§ **Available records**:
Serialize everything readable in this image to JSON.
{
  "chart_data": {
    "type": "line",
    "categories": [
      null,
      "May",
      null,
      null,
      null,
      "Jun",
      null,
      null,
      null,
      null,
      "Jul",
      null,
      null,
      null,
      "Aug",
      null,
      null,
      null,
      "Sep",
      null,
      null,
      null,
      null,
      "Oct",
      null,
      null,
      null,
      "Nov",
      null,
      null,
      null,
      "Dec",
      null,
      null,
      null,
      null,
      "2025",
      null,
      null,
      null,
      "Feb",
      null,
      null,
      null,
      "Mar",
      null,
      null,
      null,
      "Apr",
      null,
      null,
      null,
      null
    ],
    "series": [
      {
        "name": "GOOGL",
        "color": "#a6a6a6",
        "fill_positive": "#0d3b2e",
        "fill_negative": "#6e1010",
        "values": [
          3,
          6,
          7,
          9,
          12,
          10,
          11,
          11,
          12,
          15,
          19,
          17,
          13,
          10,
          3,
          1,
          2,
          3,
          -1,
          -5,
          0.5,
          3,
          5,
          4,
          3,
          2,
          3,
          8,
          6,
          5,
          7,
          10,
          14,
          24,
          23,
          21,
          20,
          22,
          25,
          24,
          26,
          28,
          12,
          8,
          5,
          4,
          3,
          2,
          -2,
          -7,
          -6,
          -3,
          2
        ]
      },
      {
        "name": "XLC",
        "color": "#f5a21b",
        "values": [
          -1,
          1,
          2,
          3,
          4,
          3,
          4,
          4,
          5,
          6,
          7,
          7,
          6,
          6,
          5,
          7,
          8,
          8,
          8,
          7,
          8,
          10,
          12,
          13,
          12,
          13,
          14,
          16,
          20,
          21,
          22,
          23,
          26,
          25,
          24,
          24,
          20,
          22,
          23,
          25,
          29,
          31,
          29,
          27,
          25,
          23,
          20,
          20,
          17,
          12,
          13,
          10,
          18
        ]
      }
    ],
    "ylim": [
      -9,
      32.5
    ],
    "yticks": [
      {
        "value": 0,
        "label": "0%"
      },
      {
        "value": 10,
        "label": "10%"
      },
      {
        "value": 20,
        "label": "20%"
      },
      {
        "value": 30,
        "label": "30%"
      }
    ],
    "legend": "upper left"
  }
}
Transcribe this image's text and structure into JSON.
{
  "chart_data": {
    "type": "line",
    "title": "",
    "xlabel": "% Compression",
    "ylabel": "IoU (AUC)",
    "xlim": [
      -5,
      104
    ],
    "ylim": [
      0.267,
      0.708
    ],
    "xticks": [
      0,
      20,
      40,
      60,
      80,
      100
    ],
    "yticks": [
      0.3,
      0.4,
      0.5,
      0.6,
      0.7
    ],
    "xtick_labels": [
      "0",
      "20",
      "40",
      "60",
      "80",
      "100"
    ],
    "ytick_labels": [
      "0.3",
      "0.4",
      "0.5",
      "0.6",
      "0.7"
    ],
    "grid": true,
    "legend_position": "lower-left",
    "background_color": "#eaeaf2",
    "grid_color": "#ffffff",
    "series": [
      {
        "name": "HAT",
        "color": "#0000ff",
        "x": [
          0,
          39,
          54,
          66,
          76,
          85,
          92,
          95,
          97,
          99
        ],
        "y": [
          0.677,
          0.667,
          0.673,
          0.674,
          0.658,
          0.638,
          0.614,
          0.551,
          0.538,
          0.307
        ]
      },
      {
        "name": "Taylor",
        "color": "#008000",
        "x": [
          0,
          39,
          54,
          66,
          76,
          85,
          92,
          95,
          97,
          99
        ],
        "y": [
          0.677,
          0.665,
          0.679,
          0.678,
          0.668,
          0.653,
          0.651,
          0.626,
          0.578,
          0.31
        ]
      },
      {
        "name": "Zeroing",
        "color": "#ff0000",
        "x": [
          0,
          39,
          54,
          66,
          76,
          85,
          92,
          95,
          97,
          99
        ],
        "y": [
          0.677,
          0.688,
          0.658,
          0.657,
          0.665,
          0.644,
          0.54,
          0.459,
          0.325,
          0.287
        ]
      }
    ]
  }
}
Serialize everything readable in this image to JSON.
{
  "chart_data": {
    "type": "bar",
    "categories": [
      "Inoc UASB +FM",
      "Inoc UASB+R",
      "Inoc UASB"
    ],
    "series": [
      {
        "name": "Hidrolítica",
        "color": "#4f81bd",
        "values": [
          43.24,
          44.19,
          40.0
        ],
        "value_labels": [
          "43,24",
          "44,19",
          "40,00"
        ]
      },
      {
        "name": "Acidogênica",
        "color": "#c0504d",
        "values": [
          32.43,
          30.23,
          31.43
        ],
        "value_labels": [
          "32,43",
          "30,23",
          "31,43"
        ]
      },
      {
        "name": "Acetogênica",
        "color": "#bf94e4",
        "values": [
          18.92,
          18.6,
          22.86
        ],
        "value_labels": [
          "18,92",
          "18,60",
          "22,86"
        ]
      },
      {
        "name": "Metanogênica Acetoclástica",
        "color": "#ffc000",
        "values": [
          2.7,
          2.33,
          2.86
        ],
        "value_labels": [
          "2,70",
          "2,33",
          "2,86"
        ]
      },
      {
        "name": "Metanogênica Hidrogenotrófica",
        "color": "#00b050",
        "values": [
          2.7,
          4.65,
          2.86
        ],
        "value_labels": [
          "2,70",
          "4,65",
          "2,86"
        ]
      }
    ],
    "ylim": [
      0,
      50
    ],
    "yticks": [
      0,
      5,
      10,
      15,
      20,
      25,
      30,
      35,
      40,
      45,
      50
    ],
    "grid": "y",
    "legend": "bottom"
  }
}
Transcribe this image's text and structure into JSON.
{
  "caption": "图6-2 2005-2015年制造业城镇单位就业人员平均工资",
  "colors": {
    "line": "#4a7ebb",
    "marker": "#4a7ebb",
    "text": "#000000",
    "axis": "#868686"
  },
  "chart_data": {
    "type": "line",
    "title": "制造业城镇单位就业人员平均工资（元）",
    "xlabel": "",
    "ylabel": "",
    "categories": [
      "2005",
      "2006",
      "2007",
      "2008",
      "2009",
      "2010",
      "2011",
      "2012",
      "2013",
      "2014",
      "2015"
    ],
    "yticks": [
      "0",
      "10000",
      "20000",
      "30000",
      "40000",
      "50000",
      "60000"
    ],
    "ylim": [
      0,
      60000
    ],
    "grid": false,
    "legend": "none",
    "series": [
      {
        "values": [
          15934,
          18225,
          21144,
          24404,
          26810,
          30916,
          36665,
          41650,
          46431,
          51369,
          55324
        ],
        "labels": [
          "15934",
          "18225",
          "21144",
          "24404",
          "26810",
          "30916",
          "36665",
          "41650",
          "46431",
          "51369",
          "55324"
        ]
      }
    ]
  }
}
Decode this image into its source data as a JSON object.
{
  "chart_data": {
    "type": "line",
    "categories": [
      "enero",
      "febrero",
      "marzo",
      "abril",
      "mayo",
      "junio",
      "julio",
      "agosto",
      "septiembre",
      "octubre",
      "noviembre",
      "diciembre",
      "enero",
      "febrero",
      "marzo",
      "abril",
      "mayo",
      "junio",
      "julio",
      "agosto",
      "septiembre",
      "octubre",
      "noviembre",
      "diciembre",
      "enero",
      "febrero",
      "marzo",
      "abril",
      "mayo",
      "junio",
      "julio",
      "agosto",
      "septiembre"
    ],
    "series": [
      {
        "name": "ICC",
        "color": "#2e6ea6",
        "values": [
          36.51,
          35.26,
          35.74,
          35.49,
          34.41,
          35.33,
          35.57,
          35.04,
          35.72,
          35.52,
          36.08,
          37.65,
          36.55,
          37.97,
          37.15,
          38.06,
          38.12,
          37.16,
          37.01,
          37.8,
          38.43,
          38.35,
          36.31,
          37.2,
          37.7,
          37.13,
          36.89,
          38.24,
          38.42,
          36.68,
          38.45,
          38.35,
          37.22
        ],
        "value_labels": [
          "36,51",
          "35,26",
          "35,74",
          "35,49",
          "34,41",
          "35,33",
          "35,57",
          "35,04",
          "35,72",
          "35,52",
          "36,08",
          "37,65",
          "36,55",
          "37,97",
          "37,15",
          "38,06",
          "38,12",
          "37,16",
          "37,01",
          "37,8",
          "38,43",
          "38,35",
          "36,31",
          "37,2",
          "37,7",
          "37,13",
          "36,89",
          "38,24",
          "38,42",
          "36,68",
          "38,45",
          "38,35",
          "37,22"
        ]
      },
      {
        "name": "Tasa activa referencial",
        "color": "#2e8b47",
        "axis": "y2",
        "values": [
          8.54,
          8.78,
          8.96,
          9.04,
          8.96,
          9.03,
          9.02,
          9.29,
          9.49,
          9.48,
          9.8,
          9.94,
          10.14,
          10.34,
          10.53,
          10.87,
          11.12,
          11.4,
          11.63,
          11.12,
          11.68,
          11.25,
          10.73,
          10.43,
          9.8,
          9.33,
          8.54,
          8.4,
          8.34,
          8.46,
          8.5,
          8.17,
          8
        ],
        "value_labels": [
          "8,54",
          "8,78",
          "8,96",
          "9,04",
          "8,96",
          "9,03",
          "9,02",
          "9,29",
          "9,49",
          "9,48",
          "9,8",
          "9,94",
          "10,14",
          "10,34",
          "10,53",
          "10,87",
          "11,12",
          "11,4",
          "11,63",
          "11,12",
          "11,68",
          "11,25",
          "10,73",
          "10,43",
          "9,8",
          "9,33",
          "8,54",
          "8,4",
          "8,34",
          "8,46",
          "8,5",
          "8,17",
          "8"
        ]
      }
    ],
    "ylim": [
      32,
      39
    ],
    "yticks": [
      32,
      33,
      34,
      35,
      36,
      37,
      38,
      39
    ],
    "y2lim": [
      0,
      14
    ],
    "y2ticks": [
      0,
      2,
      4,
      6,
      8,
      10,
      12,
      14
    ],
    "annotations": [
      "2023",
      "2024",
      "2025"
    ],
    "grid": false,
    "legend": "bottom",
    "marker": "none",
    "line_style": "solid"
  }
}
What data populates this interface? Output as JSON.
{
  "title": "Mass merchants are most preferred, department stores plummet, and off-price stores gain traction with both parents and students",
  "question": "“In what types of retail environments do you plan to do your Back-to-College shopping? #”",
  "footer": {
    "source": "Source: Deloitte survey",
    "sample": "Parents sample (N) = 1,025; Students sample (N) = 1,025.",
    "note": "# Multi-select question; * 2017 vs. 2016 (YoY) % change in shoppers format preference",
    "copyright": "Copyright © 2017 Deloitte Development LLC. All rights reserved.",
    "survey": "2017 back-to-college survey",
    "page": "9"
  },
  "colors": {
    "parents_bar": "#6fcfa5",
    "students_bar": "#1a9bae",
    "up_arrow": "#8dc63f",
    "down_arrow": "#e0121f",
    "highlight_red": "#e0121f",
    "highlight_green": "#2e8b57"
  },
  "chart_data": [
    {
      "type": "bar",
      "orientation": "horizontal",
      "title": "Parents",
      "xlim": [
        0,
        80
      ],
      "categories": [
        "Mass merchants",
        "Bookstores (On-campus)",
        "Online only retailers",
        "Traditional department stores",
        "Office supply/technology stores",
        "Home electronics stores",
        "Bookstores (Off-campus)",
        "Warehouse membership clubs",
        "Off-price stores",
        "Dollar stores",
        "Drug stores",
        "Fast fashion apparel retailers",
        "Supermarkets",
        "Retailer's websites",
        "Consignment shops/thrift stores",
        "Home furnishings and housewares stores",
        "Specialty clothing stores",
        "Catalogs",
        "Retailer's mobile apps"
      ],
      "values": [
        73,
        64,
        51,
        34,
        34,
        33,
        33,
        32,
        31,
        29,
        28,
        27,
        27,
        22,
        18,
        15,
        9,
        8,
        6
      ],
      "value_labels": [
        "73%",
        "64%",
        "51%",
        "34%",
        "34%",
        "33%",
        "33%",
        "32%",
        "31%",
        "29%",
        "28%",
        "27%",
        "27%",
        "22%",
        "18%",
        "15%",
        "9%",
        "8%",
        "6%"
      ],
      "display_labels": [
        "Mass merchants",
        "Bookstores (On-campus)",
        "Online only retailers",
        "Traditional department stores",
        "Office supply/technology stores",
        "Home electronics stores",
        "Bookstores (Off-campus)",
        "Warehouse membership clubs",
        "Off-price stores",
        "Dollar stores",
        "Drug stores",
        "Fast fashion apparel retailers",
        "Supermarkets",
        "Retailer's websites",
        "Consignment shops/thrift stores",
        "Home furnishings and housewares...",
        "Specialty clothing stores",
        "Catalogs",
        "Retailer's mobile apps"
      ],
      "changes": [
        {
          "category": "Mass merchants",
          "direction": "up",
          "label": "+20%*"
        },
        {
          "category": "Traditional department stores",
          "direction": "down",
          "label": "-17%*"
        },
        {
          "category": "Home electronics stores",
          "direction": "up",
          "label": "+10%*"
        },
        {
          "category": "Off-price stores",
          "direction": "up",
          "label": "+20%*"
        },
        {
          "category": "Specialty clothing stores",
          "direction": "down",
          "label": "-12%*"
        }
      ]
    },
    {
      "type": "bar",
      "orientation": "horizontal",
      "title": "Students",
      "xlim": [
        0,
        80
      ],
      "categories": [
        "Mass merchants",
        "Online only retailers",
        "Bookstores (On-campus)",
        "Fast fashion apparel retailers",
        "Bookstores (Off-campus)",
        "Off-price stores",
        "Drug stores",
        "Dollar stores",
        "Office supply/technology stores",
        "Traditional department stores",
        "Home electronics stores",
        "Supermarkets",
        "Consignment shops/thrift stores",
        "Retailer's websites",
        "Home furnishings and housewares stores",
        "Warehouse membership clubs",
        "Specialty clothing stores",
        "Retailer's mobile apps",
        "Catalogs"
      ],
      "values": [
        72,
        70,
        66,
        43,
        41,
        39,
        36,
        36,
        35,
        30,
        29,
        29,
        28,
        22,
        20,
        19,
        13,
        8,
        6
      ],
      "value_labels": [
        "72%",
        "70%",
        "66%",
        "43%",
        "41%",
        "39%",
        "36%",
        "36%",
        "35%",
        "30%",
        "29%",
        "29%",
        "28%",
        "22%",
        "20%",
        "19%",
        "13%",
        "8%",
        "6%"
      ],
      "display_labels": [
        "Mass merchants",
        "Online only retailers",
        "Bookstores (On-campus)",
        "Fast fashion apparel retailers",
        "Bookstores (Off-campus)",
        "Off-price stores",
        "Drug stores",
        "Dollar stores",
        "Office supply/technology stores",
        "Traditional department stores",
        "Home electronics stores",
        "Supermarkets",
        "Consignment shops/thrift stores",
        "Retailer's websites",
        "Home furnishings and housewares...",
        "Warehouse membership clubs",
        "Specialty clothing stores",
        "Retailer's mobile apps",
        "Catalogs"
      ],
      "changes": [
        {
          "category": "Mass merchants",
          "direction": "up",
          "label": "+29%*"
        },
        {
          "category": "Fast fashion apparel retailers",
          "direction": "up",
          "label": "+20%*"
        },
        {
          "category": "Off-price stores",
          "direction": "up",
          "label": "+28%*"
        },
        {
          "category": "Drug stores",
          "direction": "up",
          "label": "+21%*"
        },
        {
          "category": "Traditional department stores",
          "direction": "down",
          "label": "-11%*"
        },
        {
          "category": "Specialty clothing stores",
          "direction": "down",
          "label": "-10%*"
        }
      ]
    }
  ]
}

§ **Instruction**:
Pick out every line of the listing containing the word "survey", and show those lines.

§ **Answer for the task**:
    "source": "Source: Deloitte survey",
    "survey": "2017 back-to-college survey",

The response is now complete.